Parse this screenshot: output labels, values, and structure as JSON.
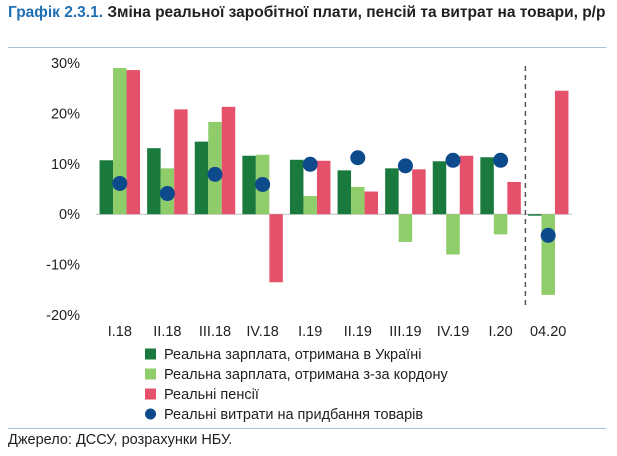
{
  "title": {
    "prefix": "Графік 2.3.1.",
    "text": "Зміна реальної заробітної плати, пенсій та витрат на товари, р/р"
  },
  "source": "Джерело: ДССУ, розрахунки НБУ.",
  "colors": {
    "wages_ukraine": "#1a7a3e",
    "wages_abroad": "#8fcc6a",
    "pensions": "#e5516b",
    "consumption": "#0d4a8c",
    "title_accent": "#1f6fb5",
    "rule": "#a8c4dd"
  },
  "chart_data": {
    "type": "bar",
    "title": "Зміна реальної заробітної плати, пенсій та витрат на товари, р/р",
    "xlabel": "",
    "ylabel": "",
    "ylim": [
      -20,
      30
    ],
    "yticks": [
      -20,
      -10,
      0,
      10,
      20,
      30
    ],
    "ytick_labels": [
      "-20%",
      "-10%",
      "0%",
      "10%",
      "20%",
      "30%"
    ],
    "categories": [
      "I.18",
      "II.18",
      "III.18",
      "IV.18",
      "I.19",
      "II.19",
      "III.19",
      "IV.19",
      "I.20",
      "04.20"
    ],
    "separator_before": "04.20",
    "series": [
      {
        "name": "Реальна зарплата, отримана в Україні",
        "kind": "bar",
        "color": "#1a7a3e",
        "values": [
          10.7,
          13.1,
          14.4,
          11.6,
          10.8,
          8.7,
          9.1,
          10.5,
          11.3,
          -0.3
        ]
      },
      {
        "name": "Реальна зарплата, отримана з-за кордону",
        "kind": "bar",
        "color": "#8fcc6a",
        "values": [
          29.0,
          9.1,
          18.3,
          11.8,
          3.6,
          5.4,
          -5.5,
          -8.0,
          -4.0,
          -16.0
        ]
      },
      {
        "name": "Реальні пенсії",
        "kind": "bar",
        "color": "#e5516b",
        "values": [
          28.6,
          20.8,
          21.3,
          -13.5,
          10.6,
          4.5,
          8.9,
          11.6,
          6.4,
          24.5
        ]
      },
      {
        "name": "Реальні витрати на придбання товарів",
        "kind": "marker",
        "color": "#0d4a8c",
        "values": [
          6.1,
          4.1,
          7.9,
          5.9,
          9.9,
          11.2,
          9.6,
          10.7,
          10.7,
          -4.2
        ]
      }
    ],
    "legend_position": "bottom"
  }
}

▶ [WHAT YOU HAVE TO DO]:
Search the entries for the string "Реальна" and collect each line that has it.

▶ [THE RESPONSE]:
        "name": "Реальна зарплата, отримана в Україні",
        "name": "Реальна зарплата, отримана з-за кордону",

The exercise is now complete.